# RECORDS PROVIDED start

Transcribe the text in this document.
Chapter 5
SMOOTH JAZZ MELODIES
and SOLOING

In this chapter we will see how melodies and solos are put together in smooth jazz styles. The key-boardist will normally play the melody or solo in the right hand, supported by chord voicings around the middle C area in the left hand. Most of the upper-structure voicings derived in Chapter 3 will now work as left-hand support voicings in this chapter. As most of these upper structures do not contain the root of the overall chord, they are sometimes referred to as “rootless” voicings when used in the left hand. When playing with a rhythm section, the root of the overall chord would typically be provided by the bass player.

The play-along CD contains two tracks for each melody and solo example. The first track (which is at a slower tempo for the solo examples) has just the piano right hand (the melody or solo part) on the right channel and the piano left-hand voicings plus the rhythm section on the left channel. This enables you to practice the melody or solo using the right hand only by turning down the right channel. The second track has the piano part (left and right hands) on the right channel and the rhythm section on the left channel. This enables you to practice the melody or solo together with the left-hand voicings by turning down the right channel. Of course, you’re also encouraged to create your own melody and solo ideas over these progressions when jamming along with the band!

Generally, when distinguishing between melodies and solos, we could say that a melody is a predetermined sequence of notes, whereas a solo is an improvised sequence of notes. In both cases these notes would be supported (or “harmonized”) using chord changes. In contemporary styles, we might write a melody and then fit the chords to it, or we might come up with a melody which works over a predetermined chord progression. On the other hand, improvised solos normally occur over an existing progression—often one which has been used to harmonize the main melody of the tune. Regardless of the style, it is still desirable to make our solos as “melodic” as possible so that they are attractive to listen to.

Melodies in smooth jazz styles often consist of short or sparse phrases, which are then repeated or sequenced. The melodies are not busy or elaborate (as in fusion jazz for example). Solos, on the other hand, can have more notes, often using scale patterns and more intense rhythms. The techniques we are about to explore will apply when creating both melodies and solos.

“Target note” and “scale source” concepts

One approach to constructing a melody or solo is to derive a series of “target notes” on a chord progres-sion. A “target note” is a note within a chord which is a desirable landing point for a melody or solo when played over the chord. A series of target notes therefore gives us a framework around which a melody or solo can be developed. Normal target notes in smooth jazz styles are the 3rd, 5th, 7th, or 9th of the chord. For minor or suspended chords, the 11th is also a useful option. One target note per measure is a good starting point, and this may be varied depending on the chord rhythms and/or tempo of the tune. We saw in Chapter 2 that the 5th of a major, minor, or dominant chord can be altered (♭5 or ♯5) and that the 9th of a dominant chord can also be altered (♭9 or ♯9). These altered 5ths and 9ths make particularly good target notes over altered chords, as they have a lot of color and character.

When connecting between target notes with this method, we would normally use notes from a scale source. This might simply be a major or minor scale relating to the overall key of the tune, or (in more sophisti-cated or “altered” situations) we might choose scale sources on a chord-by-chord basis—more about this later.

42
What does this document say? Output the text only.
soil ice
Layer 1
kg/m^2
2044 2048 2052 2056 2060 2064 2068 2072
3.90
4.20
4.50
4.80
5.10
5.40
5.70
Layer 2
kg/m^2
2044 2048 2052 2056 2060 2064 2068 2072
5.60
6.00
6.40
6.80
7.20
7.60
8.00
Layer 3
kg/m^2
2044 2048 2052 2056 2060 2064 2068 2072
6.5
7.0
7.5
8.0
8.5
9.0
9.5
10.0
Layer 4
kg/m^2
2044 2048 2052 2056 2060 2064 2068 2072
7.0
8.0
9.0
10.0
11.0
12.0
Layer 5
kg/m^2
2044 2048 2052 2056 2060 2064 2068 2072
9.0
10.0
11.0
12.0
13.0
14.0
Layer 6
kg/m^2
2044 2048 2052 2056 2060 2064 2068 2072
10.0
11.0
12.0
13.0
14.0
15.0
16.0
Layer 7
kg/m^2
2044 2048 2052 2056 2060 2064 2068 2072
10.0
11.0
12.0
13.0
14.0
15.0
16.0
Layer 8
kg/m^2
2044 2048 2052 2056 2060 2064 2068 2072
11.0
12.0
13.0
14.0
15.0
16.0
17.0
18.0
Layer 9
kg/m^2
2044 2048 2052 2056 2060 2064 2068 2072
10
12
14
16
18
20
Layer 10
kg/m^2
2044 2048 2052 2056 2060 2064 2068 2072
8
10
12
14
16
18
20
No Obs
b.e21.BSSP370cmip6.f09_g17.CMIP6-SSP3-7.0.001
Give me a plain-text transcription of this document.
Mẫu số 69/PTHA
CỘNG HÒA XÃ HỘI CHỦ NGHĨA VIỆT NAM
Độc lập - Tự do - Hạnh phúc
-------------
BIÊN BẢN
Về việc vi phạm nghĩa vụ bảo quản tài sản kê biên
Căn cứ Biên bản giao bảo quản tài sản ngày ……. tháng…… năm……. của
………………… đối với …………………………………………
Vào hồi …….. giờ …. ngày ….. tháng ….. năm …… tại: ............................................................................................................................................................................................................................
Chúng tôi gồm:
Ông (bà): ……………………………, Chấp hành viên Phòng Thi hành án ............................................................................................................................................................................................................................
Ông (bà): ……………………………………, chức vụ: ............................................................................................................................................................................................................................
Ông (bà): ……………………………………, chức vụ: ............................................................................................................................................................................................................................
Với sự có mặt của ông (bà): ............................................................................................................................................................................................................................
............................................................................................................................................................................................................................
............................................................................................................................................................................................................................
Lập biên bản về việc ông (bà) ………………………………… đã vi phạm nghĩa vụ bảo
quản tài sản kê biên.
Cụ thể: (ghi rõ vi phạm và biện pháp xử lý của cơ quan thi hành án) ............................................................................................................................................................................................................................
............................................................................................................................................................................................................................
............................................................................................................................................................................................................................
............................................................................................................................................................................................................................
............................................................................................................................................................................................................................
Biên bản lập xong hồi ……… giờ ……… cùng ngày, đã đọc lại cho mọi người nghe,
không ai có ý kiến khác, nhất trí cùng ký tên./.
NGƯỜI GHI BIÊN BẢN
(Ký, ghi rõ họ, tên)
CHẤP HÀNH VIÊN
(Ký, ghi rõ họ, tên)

# RECORDS PROVIDED end

WORK TO DO:
For the entries shown above, give the number of lines that include the word "might", without any other text.

EXPECTED OUTPUT:
2